#### YOUR OBJECTIVE:
Show only lines that include "single".

## start SUPPLIED RECORDS

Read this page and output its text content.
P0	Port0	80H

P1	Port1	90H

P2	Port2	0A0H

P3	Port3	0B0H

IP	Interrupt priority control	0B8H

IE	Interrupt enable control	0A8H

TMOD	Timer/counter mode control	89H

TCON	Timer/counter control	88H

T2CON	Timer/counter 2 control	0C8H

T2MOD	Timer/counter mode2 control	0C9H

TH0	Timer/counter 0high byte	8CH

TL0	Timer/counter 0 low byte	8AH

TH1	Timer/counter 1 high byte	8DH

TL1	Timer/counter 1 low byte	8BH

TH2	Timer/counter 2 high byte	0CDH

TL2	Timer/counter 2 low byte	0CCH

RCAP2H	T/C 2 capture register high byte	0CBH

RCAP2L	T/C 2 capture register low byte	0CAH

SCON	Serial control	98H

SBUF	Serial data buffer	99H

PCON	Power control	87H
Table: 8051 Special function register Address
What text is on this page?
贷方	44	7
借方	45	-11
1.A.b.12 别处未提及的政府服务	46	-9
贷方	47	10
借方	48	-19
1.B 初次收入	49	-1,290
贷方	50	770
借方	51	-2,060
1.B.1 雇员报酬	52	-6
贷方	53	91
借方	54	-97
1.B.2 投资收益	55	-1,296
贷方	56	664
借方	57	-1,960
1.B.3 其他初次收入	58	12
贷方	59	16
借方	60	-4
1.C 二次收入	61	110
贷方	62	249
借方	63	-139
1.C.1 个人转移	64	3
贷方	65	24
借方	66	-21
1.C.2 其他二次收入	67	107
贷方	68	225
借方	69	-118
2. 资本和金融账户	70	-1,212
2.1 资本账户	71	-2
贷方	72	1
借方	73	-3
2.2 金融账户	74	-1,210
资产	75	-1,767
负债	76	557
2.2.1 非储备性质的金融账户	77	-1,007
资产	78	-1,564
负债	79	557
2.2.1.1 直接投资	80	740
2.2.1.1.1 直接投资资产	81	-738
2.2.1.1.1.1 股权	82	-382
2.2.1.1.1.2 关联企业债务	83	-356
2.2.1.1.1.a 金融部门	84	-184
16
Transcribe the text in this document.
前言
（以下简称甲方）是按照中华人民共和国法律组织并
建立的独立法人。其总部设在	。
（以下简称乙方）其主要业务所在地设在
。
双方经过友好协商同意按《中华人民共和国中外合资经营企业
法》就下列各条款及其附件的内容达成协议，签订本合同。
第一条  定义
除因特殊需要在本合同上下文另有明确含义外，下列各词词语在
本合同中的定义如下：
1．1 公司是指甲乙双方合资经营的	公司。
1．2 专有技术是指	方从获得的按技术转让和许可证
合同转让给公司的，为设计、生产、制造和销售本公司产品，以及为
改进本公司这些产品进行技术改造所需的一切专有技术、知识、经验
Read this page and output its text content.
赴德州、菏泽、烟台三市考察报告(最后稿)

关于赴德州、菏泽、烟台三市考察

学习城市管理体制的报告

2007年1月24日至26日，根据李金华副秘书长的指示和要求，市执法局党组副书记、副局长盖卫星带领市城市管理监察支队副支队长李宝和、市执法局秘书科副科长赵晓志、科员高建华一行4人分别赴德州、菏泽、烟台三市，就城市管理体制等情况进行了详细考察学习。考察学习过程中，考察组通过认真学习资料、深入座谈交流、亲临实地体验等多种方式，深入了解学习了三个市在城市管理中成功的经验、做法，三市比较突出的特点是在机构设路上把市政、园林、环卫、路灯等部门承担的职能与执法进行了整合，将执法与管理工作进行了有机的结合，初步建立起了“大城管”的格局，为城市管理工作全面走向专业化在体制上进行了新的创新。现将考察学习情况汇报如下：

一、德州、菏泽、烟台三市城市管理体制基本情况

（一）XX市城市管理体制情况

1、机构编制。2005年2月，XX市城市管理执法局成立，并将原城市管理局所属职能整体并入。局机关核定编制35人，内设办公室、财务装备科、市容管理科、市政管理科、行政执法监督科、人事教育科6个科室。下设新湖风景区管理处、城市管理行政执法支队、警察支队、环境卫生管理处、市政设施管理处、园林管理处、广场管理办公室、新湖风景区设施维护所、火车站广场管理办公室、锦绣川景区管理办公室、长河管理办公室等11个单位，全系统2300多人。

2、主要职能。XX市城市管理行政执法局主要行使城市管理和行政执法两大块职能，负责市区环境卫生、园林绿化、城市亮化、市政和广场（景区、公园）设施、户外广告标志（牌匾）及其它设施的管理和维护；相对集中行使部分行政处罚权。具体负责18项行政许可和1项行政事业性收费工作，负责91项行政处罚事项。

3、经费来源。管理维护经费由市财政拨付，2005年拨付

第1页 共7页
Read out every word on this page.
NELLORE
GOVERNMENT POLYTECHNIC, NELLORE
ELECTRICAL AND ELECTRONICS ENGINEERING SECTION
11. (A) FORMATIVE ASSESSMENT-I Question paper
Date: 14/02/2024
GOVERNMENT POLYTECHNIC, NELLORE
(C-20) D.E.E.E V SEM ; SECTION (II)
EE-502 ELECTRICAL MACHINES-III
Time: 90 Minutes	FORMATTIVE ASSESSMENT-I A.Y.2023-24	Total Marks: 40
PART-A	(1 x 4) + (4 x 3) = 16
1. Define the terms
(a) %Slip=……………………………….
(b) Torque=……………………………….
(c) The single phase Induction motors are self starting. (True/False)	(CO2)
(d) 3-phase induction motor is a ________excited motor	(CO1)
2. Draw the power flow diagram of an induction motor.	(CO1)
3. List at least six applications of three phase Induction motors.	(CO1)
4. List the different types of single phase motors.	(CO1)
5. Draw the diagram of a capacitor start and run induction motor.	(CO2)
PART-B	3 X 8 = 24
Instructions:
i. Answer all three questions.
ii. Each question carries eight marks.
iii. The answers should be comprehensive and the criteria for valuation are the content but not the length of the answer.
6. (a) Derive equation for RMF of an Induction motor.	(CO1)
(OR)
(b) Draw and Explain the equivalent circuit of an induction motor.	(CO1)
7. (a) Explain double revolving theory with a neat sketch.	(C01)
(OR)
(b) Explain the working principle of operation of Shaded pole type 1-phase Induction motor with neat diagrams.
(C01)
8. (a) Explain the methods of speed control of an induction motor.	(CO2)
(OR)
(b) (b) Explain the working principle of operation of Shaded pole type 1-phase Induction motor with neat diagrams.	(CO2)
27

## end SUPPLIED RECORDS

#### OUTPUT:
(c) The single phase Induction motors are self starting. (True/False)	(CO2)
4. List the different types of single phase motors.	(CO1)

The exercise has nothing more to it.